_Work instructions:_ Determine how many lines contain the string "into", then reply with that figure only.

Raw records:
####################
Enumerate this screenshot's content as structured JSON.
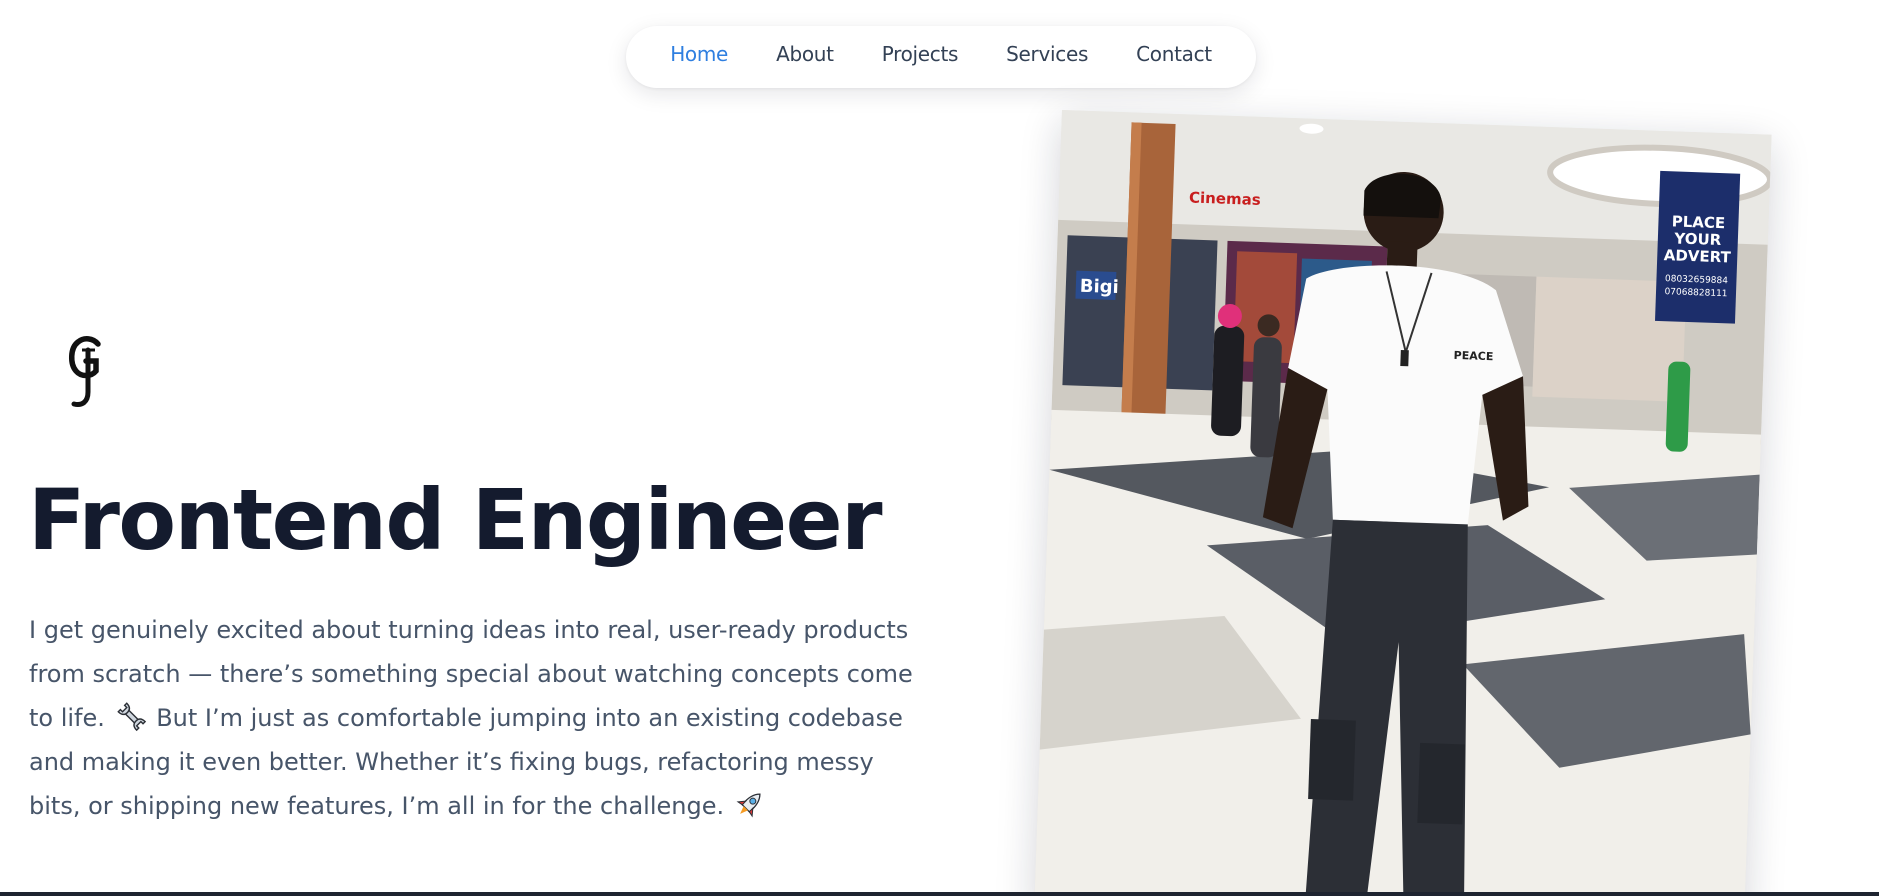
{
  "nav": {
    "items": [
      {
        "label": "Home",
        "active": true
      },
      {
        "label": "About",
        "active": false
      },
      {
        "label": "Projects",
        "active": false
      },
      {
        "label": "Services",
        "active": false
      },
      {
        "label": "Contact",
        "active": false
      }
    ]
  },
  "hero": {
    "logo_icon": "gj-monogram-logo",
    "title": "Frontend Engineer",
    "bio_part1": "I get genuinely excited about turning ideas into real, user-ready products from scratch — there’s something special about watching concepts come to life.",
    "bio_emoji1": "wrench-emoji",
    "bio_part2": "But I’m just as comfortable jumping into an existing codebase and making it even better. Whether it’s fixing bugs, refactoring messy bits, or shipping new features, I’m all in for the challenge.",
    "bio_emoji2": "rocket-emoji"
  },
  "photo": {
    "shirt_text": "PEACE",
    "cinema_sign": "Cinemas",
    "brand_sign": "Bigi",
    "advert_line1": "PLACE",
    "advert_line2": "YOUR",
    "advert_line3": "ADVERT",
    "advert_phone1": "08032659884",
    "advert_phone2": "07068828111"
  },
  "colors": {
    "accent": "#2f7fe0",
    "heading": "#141b2e",
    "body_text": "#475569",
    "nav_text": "#334155"
  }
}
####################
_Exercise result:_ 2